- [Task details] Search the records below for the word "Barbieri" and show every line where it occurs.

- [Task material]
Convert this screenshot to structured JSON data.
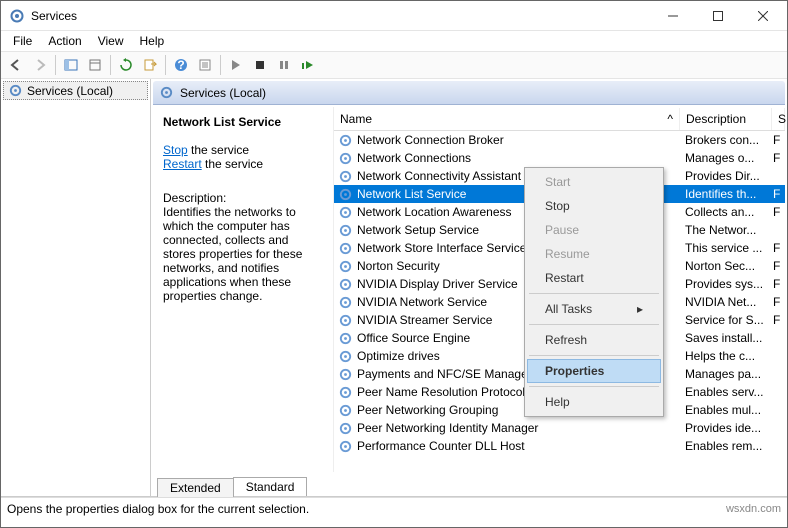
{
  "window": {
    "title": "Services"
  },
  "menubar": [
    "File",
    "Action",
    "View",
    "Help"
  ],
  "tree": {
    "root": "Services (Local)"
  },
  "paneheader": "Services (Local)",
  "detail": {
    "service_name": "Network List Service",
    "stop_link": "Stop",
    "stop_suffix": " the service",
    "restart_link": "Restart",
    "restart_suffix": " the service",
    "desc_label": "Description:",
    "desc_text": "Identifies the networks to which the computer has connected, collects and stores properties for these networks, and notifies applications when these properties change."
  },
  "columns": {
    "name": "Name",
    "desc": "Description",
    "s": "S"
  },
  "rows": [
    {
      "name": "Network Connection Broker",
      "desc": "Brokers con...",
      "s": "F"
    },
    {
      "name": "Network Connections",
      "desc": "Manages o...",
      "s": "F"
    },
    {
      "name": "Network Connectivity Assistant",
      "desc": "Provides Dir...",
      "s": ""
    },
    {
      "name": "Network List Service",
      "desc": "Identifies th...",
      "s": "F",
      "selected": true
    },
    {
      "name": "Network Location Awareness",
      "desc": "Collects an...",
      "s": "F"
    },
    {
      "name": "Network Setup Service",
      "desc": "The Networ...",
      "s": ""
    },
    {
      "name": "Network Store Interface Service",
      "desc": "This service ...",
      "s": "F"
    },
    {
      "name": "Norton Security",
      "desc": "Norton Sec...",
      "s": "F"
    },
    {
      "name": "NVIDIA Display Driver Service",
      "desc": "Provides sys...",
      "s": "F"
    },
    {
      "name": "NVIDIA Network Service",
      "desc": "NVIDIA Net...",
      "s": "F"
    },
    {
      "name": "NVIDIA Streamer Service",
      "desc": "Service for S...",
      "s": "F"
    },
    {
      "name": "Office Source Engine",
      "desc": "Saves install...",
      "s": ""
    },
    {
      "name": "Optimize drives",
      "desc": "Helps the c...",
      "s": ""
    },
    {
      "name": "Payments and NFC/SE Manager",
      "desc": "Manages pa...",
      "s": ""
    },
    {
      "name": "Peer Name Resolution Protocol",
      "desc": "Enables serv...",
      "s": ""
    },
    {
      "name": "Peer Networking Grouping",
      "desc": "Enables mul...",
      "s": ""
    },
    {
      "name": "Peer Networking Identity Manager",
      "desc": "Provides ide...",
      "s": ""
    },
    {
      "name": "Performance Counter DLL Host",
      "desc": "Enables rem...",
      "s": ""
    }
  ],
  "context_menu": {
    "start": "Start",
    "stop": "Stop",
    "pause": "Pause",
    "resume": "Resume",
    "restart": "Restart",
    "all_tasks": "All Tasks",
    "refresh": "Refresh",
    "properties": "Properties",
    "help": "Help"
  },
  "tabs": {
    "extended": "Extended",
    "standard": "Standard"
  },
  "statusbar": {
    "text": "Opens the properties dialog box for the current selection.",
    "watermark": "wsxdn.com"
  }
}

==

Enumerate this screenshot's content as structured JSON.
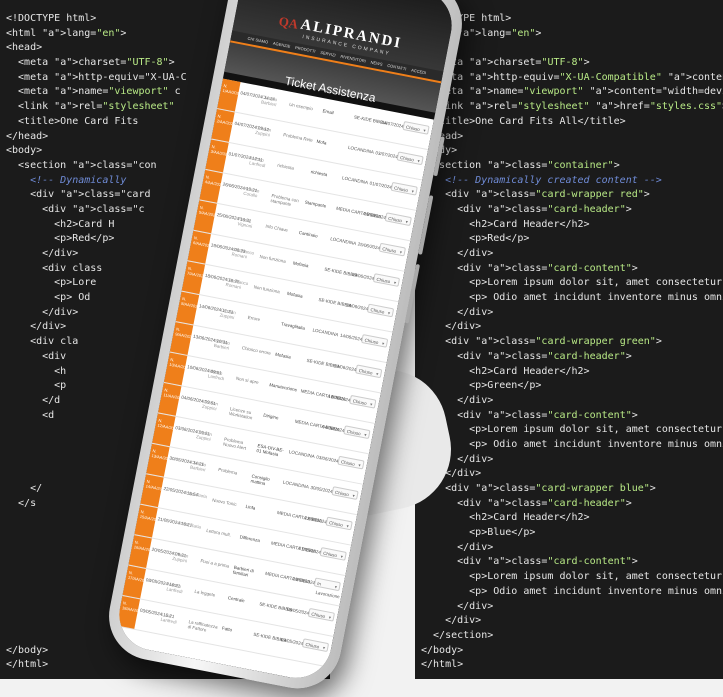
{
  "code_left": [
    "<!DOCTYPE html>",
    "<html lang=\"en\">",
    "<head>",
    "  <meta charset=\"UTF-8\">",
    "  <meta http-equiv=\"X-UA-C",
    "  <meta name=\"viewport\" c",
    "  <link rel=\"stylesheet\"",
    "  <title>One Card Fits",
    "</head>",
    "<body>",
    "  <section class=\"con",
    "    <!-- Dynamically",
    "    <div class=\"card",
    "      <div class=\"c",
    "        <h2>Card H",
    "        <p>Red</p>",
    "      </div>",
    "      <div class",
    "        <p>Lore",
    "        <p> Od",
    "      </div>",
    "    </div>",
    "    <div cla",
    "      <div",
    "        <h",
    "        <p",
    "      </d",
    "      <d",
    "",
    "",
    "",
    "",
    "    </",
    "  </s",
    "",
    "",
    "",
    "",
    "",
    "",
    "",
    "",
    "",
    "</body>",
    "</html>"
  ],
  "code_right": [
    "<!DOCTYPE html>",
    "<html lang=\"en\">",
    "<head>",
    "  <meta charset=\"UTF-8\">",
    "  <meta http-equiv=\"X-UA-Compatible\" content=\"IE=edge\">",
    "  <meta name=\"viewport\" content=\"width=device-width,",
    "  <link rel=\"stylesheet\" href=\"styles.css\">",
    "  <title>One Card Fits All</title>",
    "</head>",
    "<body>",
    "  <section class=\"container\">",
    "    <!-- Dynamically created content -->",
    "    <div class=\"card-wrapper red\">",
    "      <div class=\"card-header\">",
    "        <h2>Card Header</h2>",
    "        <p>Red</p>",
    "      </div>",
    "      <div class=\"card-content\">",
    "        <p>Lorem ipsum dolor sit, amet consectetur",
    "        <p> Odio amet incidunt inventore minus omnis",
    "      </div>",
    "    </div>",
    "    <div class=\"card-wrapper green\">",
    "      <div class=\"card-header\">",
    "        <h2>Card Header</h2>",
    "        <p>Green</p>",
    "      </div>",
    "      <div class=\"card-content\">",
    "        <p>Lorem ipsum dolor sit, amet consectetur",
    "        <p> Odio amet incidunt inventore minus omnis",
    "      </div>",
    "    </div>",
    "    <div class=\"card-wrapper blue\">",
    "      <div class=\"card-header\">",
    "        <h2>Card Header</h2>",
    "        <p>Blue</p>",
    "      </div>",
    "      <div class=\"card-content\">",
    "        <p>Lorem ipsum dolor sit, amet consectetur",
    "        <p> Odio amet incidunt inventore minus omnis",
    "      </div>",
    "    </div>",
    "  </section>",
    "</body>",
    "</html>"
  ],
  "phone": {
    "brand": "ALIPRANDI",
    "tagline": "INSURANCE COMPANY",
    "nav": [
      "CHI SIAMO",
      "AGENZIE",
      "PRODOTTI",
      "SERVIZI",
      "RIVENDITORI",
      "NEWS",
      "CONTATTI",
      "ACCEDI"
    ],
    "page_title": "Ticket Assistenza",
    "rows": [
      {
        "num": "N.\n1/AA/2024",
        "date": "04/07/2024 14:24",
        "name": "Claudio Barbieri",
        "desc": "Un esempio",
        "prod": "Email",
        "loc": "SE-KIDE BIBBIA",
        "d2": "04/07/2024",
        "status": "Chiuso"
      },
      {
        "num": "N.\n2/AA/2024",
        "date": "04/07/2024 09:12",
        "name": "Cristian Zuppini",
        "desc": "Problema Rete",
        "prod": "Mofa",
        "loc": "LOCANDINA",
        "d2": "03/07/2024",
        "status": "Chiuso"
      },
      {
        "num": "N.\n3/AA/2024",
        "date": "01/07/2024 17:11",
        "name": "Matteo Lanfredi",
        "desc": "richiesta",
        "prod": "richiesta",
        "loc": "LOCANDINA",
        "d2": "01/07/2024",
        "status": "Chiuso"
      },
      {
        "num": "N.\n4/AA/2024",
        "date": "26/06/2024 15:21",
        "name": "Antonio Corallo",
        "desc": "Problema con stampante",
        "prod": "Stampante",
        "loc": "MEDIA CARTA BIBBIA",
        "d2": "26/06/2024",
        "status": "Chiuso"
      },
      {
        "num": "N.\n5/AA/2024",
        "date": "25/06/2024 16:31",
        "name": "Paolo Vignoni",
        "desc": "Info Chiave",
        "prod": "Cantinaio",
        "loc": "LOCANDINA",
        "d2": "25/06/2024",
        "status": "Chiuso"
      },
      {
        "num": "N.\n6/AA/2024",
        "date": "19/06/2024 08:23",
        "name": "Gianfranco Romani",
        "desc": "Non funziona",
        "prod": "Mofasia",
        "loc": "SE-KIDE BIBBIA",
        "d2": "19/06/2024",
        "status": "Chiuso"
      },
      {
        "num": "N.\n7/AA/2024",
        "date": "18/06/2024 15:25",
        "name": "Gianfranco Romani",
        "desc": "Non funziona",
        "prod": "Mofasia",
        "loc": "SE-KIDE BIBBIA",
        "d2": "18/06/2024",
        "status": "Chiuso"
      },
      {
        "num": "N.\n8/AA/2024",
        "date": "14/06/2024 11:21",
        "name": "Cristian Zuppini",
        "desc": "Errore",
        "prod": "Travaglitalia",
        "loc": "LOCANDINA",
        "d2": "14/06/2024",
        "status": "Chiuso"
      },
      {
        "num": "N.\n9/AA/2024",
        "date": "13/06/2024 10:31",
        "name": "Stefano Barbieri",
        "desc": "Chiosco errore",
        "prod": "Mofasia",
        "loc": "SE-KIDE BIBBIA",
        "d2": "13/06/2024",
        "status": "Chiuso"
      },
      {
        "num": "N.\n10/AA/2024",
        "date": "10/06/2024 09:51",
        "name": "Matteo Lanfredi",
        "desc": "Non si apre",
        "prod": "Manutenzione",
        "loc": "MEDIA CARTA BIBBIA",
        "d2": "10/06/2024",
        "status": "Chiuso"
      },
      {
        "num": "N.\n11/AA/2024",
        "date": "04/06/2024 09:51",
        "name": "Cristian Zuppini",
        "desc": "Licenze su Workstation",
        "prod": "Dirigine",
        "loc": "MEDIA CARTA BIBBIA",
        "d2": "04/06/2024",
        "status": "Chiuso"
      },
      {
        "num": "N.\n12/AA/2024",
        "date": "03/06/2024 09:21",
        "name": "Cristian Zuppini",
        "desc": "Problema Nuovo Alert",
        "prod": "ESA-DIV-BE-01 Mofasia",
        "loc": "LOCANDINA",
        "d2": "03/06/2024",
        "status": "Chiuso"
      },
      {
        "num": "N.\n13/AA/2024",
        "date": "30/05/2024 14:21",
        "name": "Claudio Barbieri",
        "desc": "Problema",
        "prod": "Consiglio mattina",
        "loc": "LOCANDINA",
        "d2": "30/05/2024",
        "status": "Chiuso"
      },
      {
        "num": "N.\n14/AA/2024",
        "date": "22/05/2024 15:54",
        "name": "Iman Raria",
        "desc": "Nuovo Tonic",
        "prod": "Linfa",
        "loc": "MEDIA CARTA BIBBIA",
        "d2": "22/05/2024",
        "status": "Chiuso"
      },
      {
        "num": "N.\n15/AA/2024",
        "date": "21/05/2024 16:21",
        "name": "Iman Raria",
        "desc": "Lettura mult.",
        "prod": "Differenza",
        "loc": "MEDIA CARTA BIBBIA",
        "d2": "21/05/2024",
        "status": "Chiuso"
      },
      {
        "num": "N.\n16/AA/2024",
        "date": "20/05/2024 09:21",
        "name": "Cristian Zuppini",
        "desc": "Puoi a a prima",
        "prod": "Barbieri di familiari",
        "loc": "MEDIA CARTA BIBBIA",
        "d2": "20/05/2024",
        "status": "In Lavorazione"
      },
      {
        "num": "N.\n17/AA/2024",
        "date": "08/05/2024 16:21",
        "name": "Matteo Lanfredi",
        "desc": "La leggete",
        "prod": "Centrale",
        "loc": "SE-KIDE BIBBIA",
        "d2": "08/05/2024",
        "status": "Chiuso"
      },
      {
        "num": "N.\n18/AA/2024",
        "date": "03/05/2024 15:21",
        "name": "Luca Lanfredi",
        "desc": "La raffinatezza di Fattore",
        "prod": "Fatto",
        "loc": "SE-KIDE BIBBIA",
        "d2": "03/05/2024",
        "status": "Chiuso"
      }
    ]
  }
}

- [Final answer]
        "name": "Claudio Barbieri",
        "name": "Stefano Barbieri",
        "name": "Claudio Barbieri",
        "prod": "Barbieri di familiari",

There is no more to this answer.